[Stored entries]
--- START ---

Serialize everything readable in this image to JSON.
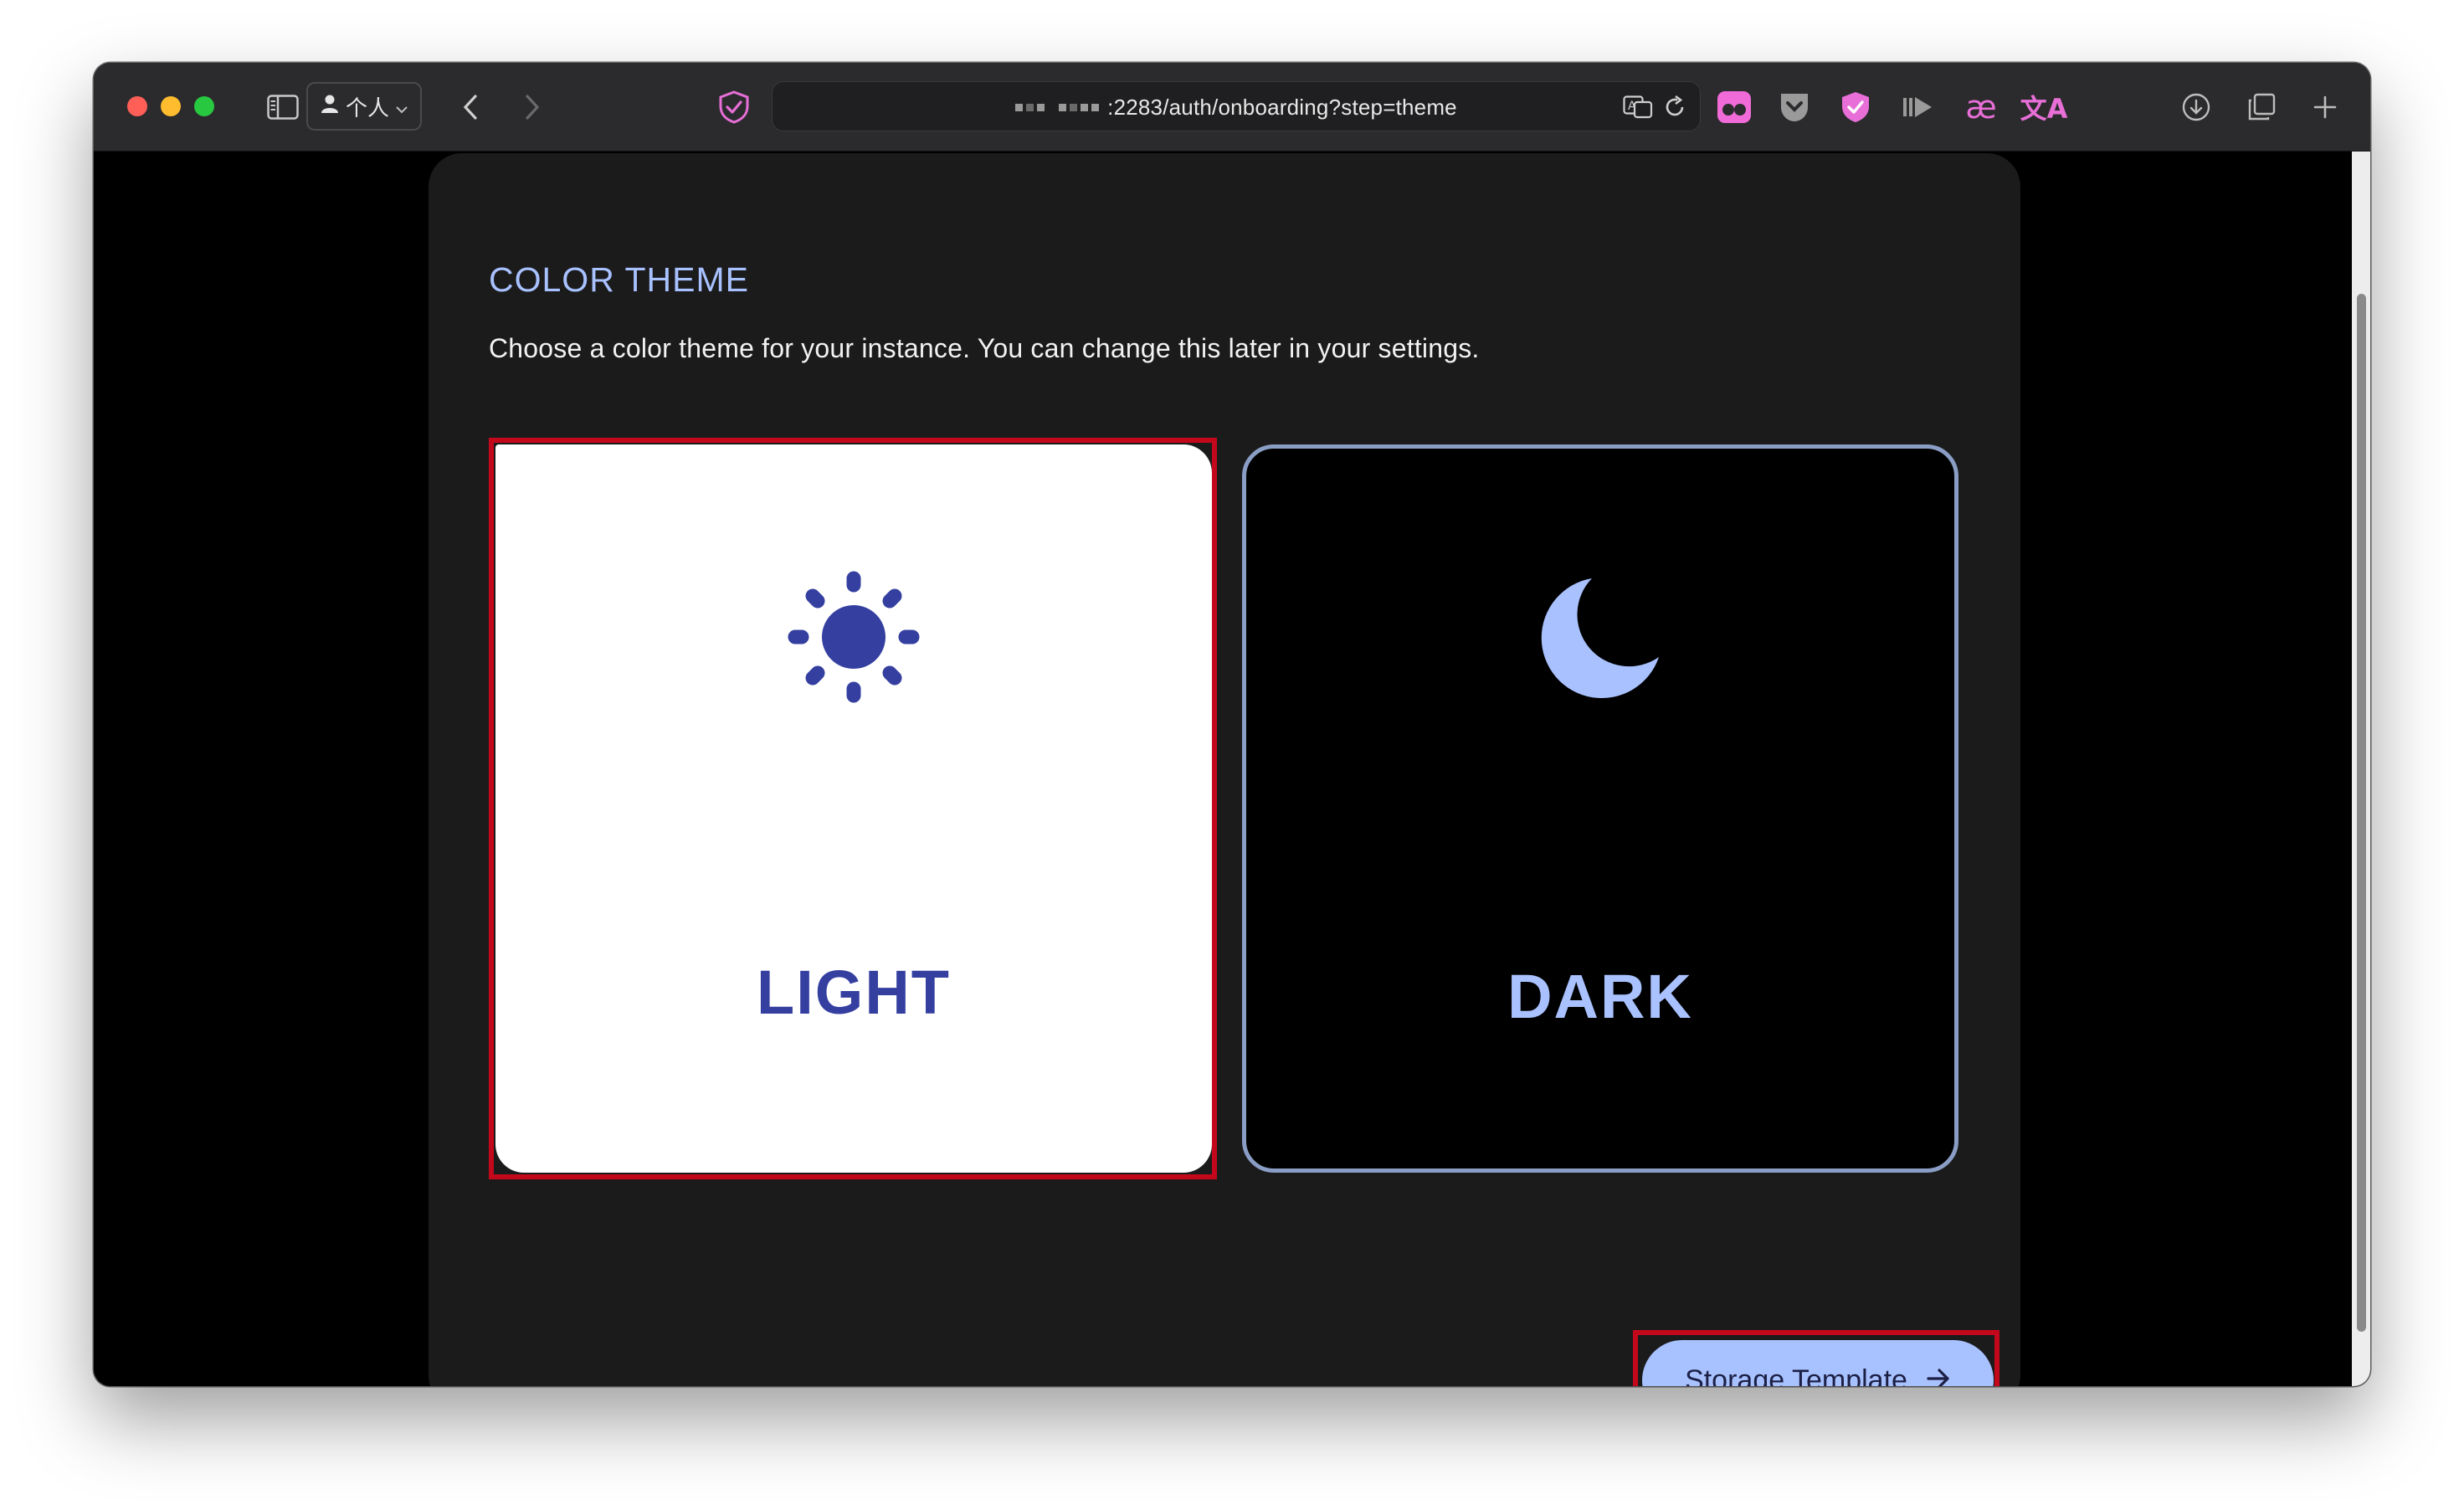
{
  "browser": {
    "profile_label": "个人",
    "url_text": ":2283/auth/onboarding?step=theme"
  },
  "page": {
    "heading": "COLOR THEME",
    "description": "Choose a color theme for your instance. You can change this later in your settings.",
    "options": [
      {
        "label": "LIGHT",
        "icon": "sun-icon",
        "selected": true
      },
      {
        "label": "DARK",
        "icon": "moon-icon",
        "selected": false
      }
    ],
    "next_button": {
      "label": "Storage Template",
      "icon": "arrow-right-icon"
    }
  },
  "colors": {
    "accent": "#a8c1ff",
    "light_text": "#343fa0",
    "panel": "#1b1b1c",
    "highlight": "#c4081c"
  }
}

--- END ---

Given task: Exclude the pictures and transcribe all of the entries exactly.

Final result:
Serialize everything readable in this image to JSON.
{
  "browser": {
    "profile_label": "个人",
    "url_text": ":2283/auth/onboarding?step=theme"
  },
  "page": {
    "heading": "COLOR THEME",
    "description": "Choose a color theme for your instance. You can change this later in your settings.",
    "options": [
      {
        "label": "LIGHT",
        "icon": "sun-icon",
        "selected": true
      },
      {
        "label": "DARK",
        "icon": "moon-icon",
        "selected": false
      }
    ],
    "next_button": {
      "label": "Storage Template",
      "icon": "arrow-right-icon"
    }
  },
  "colors": {
    "accent": "#a8c1ff",
    "light_text": "#343fa0",
    "panel": "#1b1b1c",
    "highlight": "#c4081c"
  }
}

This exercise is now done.